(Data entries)
— start —
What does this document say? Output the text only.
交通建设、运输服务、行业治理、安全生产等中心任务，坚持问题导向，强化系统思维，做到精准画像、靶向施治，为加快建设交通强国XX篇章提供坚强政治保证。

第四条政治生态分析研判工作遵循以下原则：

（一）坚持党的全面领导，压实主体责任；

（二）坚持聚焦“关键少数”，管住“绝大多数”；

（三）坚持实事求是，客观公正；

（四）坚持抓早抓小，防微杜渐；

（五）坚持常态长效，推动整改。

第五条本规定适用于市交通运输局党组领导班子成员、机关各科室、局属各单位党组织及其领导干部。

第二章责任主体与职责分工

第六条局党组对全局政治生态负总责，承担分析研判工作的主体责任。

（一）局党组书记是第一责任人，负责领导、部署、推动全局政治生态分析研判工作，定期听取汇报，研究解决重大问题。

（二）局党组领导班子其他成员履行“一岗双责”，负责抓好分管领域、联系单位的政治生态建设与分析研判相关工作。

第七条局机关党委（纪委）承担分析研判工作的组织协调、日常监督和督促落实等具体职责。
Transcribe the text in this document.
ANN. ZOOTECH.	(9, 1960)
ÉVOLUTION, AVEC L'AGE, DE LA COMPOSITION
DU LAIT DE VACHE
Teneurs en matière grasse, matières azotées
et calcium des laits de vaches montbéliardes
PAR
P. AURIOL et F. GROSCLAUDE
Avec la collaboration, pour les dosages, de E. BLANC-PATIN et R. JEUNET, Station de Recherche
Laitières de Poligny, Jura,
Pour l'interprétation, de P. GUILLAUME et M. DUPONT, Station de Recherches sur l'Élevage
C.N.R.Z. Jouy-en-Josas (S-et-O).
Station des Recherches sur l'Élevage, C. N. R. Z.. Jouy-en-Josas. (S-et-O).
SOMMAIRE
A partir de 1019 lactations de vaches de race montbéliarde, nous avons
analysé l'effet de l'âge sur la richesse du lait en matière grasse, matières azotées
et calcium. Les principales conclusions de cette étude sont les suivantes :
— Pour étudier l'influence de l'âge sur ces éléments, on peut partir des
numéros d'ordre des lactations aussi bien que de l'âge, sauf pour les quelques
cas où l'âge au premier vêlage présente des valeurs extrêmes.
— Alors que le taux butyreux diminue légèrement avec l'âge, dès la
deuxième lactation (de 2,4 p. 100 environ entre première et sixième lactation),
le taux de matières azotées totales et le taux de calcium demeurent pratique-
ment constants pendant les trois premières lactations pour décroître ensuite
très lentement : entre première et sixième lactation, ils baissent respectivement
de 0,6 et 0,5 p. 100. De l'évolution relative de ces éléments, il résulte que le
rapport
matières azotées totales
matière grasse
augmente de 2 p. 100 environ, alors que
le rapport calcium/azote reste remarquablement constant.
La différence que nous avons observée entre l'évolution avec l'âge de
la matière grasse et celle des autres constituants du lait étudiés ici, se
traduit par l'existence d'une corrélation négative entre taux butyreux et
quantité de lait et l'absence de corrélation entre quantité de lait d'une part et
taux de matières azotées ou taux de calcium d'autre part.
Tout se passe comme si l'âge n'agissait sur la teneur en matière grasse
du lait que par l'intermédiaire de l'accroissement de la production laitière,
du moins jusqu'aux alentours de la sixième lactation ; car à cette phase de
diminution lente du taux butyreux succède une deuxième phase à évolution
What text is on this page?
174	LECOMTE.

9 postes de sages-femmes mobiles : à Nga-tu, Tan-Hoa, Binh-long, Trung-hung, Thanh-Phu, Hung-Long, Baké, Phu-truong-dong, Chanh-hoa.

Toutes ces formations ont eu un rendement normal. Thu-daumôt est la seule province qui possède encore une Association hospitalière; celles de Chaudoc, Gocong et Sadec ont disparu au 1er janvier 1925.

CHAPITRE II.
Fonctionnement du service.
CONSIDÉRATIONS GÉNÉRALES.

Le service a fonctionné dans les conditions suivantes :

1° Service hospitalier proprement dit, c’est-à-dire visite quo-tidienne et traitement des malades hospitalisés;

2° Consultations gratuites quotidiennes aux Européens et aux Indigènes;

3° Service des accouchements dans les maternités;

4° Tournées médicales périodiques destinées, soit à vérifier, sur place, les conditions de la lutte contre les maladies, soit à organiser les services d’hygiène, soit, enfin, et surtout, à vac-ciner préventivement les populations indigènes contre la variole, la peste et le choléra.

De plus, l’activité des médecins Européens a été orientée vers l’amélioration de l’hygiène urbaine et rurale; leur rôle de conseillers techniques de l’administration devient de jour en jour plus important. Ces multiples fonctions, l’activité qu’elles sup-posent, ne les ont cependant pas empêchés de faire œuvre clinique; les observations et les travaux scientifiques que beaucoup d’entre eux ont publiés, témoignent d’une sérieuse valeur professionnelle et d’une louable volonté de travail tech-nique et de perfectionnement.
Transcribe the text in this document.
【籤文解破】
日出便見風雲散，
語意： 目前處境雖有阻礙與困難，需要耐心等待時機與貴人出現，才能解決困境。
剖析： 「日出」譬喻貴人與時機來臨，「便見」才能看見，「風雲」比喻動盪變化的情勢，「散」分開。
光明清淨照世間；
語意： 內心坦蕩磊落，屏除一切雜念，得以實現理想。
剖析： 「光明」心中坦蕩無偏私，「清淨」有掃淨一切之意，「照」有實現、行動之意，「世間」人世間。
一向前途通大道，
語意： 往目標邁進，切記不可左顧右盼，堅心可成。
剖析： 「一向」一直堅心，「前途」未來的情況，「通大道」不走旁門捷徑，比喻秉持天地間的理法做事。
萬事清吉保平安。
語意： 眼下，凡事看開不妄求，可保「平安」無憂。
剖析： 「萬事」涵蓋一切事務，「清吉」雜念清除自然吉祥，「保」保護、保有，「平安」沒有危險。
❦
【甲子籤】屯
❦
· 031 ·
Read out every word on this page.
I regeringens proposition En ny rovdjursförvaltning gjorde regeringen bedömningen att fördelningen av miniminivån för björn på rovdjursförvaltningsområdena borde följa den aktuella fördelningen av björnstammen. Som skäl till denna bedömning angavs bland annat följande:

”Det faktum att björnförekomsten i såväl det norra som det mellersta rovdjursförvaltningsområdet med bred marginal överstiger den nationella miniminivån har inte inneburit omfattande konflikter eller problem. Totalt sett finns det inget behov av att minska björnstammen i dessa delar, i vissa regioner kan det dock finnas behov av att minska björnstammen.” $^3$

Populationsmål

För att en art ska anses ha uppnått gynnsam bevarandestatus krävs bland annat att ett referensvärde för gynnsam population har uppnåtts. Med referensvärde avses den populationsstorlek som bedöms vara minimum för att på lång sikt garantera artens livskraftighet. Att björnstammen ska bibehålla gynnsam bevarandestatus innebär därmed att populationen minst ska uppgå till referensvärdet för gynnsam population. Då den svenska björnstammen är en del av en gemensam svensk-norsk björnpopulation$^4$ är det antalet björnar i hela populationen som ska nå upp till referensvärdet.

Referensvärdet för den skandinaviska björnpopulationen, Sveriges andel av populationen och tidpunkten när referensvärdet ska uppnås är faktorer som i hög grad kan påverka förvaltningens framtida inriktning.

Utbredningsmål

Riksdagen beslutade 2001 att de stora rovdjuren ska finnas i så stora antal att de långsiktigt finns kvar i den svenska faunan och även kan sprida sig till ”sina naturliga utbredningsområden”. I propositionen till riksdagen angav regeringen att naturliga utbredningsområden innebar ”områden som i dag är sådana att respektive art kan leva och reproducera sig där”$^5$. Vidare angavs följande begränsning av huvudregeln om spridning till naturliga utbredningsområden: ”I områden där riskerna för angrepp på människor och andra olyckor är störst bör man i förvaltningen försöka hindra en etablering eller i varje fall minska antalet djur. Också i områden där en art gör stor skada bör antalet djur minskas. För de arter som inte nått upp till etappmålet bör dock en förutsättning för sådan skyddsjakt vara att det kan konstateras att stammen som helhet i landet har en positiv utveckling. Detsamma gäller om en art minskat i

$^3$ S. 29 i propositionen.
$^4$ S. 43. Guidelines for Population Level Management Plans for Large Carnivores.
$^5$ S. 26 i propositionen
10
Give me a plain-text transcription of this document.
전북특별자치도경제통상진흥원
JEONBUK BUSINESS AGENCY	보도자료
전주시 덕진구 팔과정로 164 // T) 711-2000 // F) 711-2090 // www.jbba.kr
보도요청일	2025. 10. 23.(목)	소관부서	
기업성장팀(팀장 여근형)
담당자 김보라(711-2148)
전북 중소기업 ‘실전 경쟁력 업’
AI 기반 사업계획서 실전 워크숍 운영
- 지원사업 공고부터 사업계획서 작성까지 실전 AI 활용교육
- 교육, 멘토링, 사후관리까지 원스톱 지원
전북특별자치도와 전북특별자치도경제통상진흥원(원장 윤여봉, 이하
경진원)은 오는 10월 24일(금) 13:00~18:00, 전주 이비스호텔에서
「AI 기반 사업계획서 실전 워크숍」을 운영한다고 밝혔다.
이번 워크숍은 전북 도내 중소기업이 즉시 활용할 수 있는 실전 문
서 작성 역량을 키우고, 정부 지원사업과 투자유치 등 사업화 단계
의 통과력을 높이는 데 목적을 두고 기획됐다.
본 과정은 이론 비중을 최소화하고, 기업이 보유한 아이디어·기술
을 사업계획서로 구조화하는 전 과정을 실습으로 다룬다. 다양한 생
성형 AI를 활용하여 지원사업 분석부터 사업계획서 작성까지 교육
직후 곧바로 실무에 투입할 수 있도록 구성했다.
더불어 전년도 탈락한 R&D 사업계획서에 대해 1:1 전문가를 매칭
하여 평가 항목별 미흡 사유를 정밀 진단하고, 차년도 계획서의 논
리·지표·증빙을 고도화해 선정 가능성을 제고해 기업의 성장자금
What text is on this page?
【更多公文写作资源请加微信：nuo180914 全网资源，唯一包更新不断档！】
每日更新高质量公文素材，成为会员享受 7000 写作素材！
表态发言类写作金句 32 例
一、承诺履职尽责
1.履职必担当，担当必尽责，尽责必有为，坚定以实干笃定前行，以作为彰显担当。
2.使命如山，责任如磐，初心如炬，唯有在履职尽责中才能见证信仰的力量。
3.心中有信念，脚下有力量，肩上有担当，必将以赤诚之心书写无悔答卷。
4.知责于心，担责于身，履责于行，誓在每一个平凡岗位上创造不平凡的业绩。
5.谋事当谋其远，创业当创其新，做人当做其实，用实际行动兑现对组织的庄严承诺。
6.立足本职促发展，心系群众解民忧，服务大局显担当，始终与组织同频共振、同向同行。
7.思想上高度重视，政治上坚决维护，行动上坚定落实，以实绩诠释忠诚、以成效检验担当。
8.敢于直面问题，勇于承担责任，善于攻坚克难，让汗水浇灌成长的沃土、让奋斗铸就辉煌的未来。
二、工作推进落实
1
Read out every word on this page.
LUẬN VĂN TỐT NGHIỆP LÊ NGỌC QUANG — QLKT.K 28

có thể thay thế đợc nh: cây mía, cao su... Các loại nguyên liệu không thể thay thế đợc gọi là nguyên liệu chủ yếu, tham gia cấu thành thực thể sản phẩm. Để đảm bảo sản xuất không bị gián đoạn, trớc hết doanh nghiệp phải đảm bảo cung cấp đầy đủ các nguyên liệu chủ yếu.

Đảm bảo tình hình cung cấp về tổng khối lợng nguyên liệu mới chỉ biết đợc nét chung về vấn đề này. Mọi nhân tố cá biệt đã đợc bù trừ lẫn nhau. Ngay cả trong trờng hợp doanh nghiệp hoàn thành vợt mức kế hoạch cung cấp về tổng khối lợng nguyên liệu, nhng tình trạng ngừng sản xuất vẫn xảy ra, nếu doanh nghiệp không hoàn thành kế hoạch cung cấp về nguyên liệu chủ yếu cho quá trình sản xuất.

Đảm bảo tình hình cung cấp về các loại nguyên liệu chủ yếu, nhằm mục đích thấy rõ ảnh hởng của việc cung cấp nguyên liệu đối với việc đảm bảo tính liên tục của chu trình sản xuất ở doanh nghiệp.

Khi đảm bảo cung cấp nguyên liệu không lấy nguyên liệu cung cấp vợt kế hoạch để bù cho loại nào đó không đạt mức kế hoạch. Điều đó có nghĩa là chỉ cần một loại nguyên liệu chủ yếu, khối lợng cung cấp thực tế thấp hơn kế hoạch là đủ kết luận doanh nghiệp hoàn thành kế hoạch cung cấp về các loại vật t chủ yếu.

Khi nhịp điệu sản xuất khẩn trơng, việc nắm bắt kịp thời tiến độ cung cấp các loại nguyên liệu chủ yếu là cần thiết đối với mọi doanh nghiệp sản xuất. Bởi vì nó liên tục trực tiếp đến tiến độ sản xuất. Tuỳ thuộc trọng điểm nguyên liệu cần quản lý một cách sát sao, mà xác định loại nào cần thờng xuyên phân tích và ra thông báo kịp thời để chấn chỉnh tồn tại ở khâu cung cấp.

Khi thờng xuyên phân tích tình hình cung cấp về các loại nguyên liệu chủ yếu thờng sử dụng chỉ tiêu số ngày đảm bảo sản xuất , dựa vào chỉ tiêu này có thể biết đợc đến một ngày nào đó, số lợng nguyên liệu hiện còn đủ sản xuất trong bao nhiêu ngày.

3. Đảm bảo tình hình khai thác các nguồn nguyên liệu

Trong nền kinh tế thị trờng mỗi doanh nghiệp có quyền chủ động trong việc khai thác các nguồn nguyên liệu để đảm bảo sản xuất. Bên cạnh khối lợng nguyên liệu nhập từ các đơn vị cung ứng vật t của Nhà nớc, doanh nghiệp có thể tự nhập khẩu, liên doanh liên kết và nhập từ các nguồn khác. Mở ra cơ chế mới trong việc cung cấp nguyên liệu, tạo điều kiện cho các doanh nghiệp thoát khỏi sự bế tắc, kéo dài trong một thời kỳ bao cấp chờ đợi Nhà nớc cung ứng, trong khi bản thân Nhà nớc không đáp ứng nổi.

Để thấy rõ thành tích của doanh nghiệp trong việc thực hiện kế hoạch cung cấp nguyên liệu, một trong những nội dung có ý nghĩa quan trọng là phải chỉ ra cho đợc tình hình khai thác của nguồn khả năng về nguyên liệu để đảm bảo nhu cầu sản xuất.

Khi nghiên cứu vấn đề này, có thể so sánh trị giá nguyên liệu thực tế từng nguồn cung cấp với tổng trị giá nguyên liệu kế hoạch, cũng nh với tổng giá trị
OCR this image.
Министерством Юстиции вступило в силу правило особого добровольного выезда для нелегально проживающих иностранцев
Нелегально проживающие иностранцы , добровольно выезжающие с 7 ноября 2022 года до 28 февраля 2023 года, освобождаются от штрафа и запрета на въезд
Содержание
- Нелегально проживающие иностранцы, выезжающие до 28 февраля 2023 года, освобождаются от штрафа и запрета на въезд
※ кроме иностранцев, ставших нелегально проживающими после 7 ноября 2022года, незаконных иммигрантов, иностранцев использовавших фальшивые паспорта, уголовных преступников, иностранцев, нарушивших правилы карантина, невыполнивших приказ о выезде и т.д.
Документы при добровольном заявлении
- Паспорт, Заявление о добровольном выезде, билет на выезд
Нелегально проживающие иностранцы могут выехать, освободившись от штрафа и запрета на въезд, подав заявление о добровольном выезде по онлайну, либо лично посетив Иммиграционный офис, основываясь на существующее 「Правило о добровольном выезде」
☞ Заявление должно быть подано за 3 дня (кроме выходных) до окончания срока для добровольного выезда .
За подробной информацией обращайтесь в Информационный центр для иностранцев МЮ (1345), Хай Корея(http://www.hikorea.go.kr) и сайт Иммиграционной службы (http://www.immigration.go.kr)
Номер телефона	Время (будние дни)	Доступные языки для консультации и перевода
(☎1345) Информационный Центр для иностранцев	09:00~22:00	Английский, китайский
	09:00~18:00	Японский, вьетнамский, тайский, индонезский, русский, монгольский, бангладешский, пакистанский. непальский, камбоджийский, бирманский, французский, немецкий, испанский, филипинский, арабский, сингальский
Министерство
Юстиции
— end —
THE PROBLEM. From the listing above, copy all lines holding the word "phase".

RESULT OF THIS TASK.
du moins jusqu'aux alentours de la sixième lactation ; car à cette phase de
diminution lente du taux butyreux succède une deuxième phase à évolution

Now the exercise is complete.